Extract the entries in their exact form.

[Data entries for graphics]
● ● ● ● ● ● ●
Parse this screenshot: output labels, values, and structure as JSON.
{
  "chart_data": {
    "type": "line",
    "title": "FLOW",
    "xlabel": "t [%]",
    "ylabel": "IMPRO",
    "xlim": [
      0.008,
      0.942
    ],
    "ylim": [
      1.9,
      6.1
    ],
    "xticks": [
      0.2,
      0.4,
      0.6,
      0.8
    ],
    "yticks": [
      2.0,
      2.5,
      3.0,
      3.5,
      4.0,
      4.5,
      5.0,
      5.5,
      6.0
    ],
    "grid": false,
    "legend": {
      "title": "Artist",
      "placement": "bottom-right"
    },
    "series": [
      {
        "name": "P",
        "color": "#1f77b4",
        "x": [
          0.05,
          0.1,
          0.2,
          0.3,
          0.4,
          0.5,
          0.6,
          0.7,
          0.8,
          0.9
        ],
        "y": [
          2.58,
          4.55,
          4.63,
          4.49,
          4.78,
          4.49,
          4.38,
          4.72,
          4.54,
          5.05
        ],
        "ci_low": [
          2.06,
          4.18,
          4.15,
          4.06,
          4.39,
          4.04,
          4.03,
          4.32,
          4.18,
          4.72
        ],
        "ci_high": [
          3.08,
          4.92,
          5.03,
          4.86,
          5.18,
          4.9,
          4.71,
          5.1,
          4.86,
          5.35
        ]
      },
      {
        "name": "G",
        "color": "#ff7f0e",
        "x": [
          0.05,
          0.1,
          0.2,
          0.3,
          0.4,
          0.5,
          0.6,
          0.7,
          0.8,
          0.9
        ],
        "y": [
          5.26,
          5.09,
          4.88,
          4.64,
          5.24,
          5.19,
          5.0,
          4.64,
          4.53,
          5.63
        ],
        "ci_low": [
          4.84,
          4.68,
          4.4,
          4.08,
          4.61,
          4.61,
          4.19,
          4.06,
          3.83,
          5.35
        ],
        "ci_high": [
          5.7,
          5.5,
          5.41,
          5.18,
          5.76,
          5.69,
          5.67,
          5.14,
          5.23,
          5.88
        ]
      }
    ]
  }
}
● ● ● ● ● ● ●
- Exercise result
Parse this screenshot: output labels, values, and structure as JSON.
{
  "chart_data": {
    "type": "line",
    "title": "FLOW",
    "xlabel": "t [%]",
    "ylabel": "IMPRO",
    "xlim": [
      0.008,
      0.942
    ],
    "ylim": [
      1.9,
      6.1
    ],
    "xticks": [
      0.2,
      0.4,
      0.6,
      0.8
    ],
    "yticks": [
      2.0,
      2.5,
      3.0,
      3.5,
      4.0,
      4.5,
      5.0,
      5.5,
      6.0
    ],
    "grid": false,
    "legend": {
      "title": "Artist",
      "placement": "bottom-right"
    },
    "series": [
      {
        "name": "P",
        "color": "#1f77b4",
        "x": [
          0.05,
          0.1,
          0.2,
          0.3,
          0.4,
          0.5,
          0.6,
          0.7,
          0.8,
          0.9
        ],
        "y": [
          2.58,
          4.55,
          4.63,
          4.49,
          4.78,
          4.49,
          4.38,
          4.72,
          4.54,
          5.05
        ],
        "ci_low": [
          2.06,
          4.18,
          4.15,
          4.06,
          4.39,
          4.04,
          4.03,
          4.32,
          4.18,
          4.72
        ],
        "ci_high": [
          3.08,
          4.92,
          5.03,
          4.86,
          5.18,
          4.9,
          4.71,
          5.1,
          4.86,
          5.35
        ]
      },
      {
        "name": "G",
        "color": "#ff7f0e",
        "x": [
          0.05,
          0.1,
          0.2,
          0.3,
          0.4,
          0.5,
          0.6,
          0.7,
          0.8,
          0.9
        ],
        "y": [
          5.26,
          5.09,
          4.88,
          4.64,
          5.24,
          5.19,
          5.0,
          4.64,
          4.53,
          5.63
        ],
        "ci_low": [
          4.84,
          4.68,
          4.4,
          4.08,
          4.61,
          4.61,
          4.19,
          4.06,
          3.83,
          5.35
        ],
        "ci_high": [
          5.7,
          5.5,
          5.41,
          5.18,
          5.76,
          5.69,
          5.67,
          5.14,
          5.23,
          5.88
        ]
      }
    ]
  }
}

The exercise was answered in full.